*EXERCISE DATA*:
###
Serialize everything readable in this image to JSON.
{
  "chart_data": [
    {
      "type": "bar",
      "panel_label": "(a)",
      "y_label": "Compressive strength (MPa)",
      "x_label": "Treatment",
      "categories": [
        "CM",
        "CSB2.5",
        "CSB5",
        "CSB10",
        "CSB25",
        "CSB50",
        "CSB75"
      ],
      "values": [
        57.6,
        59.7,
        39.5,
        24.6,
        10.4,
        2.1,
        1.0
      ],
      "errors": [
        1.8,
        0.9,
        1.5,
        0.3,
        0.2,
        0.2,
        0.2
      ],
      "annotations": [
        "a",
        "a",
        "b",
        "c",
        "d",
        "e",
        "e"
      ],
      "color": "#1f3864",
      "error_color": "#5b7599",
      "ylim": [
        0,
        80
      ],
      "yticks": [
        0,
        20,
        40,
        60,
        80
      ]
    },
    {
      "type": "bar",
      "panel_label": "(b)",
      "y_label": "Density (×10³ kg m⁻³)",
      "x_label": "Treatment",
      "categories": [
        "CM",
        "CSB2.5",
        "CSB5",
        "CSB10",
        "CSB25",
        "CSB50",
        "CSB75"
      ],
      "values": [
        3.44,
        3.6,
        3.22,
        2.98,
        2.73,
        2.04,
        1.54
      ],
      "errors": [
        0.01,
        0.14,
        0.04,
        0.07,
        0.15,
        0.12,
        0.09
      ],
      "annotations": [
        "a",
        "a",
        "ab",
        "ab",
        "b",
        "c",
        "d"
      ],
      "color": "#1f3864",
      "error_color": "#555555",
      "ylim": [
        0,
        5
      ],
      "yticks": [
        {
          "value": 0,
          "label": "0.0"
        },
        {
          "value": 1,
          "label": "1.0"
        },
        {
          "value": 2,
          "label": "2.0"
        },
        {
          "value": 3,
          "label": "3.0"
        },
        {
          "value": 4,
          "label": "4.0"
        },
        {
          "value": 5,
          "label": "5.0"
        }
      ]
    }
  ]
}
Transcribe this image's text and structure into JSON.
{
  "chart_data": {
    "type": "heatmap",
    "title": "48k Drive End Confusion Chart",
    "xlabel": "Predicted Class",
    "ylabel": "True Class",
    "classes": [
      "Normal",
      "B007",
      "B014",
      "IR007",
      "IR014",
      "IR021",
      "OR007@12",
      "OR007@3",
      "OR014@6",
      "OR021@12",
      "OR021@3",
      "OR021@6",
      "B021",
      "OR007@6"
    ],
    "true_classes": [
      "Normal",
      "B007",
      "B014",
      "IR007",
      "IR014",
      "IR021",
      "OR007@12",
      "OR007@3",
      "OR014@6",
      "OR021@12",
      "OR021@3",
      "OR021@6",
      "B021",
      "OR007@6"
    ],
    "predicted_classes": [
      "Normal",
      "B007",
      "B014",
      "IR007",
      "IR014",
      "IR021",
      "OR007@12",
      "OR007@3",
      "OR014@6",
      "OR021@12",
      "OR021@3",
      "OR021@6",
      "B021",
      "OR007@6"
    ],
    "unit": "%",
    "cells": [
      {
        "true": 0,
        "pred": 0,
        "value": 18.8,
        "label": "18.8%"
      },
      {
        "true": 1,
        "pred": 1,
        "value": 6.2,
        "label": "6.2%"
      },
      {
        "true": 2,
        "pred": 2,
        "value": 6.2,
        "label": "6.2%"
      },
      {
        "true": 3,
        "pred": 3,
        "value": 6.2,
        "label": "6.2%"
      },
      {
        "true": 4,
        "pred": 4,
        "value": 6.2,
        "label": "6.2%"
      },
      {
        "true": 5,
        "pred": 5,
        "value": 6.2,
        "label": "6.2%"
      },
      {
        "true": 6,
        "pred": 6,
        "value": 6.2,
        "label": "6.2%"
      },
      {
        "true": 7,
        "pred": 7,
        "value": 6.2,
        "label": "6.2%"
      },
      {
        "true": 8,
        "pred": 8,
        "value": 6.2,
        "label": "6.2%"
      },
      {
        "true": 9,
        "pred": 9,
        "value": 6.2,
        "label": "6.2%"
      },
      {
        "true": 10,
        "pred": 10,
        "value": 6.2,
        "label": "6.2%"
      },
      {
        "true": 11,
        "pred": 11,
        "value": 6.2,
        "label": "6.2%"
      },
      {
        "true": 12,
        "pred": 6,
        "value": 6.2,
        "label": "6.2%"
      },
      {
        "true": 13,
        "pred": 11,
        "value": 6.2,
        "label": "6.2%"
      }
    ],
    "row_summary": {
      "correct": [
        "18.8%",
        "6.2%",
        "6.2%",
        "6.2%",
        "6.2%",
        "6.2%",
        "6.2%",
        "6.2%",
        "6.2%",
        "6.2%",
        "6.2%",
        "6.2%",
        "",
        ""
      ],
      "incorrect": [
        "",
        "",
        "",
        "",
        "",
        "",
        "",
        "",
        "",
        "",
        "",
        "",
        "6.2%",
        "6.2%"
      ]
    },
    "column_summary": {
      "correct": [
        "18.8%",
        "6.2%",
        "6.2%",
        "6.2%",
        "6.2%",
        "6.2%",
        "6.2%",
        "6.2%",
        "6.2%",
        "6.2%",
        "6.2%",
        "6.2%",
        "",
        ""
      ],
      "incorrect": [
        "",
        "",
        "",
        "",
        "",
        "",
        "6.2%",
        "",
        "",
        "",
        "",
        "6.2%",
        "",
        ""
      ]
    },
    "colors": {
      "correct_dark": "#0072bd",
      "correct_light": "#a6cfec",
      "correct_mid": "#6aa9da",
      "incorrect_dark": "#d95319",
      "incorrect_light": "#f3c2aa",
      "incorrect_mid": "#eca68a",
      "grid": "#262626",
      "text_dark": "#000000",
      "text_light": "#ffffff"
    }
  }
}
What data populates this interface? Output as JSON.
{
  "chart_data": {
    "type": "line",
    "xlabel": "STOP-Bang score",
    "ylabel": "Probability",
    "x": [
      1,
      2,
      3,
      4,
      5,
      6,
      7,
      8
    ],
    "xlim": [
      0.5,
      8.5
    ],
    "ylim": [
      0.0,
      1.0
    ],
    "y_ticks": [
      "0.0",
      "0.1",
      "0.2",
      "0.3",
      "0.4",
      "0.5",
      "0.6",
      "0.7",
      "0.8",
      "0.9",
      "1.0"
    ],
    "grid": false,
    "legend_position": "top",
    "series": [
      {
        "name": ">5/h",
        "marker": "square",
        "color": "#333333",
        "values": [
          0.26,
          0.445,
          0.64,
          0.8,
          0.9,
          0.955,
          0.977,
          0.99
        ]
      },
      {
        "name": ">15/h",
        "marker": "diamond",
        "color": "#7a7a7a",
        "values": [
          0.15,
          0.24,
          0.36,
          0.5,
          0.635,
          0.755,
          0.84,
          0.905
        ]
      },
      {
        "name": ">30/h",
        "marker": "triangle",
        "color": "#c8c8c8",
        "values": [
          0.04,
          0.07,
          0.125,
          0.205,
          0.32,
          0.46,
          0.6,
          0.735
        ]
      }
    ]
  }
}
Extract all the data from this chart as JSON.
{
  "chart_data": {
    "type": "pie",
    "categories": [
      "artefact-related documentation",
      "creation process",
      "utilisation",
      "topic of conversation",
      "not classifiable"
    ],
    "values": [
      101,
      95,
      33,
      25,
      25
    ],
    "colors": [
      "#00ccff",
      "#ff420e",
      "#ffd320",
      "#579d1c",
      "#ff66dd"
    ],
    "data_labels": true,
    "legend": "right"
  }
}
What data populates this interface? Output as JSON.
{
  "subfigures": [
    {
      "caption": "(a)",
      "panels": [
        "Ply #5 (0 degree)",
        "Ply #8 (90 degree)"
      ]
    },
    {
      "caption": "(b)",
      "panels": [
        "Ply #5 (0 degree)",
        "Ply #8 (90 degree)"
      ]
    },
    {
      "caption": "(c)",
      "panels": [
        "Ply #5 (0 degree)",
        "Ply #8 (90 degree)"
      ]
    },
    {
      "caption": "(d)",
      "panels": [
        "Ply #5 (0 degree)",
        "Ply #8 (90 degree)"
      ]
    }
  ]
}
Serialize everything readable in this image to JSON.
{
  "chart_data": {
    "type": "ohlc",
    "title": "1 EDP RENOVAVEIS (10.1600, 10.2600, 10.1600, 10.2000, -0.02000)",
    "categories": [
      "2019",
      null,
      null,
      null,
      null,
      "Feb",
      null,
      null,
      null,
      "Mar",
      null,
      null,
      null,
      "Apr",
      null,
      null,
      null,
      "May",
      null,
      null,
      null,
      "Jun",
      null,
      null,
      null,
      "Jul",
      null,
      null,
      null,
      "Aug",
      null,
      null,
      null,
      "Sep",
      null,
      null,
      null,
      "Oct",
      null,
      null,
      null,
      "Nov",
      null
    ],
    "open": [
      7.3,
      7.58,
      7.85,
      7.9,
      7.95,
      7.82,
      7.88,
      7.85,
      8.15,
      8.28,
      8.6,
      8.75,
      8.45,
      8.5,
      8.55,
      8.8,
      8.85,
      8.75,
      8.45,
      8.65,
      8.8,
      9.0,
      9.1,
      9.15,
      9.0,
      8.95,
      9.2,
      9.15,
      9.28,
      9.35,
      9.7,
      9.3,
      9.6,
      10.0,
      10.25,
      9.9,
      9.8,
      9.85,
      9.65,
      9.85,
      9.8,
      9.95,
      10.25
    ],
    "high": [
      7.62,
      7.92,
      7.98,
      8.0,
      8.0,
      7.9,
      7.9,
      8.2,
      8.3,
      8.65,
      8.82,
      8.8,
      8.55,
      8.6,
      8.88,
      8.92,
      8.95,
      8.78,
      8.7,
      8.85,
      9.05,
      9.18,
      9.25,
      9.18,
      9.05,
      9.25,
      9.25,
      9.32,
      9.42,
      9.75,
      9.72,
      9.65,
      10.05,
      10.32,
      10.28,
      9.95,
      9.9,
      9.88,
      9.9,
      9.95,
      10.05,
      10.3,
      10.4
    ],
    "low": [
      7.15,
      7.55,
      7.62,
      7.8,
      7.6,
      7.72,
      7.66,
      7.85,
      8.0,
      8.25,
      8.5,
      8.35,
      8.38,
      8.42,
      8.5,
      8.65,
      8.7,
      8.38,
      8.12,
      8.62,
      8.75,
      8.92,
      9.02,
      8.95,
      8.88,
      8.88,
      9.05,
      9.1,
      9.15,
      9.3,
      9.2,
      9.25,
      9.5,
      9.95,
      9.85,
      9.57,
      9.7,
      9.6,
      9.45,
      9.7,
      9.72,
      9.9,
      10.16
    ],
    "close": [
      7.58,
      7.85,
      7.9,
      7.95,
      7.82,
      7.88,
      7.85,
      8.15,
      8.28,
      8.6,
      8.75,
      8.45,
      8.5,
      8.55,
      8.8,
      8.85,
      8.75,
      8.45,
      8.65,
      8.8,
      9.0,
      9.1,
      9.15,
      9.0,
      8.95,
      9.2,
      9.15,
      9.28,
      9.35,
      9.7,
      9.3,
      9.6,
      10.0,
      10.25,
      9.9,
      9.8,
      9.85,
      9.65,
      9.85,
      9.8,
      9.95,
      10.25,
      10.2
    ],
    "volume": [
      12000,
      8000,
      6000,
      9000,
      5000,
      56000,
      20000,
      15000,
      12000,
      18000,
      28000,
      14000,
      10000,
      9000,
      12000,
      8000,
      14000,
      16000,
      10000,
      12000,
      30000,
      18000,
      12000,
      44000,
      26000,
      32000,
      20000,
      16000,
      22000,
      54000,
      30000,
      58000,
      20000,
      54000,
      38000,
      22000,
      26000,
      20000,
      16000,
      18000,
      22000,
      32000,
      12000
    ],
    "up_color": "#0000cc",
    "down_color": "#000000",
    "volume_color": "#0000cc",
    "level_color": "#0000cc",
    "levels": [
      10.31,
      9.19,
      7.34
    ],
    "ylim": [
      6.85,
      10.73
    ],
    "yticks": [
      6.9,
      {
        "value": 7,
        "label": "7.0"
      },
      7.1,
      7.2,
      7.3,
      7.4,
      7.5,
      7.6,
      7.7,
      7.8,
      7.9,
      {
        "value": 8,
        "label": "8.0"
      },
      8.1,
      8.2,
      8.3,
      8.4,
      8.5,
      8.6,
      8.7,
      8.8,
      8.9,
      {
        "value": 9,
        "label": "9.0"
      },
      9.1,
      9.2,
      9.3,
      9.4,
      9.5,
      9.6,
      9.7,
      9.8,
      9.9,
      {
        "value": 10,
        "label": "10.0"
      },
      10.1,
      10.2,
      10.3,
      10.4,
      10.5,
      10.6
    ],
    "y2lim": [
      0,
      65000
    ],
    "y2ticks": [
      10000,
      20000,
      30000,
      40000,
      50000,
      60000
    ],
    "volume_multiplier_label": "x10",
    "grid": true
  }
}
###
Extract every line above that contains the word "type".

      "type": "bar",
      "type": "bar",
    "type": "heatmap",
    "type": "line",
    "type": "pie",
    "type": "ohlc",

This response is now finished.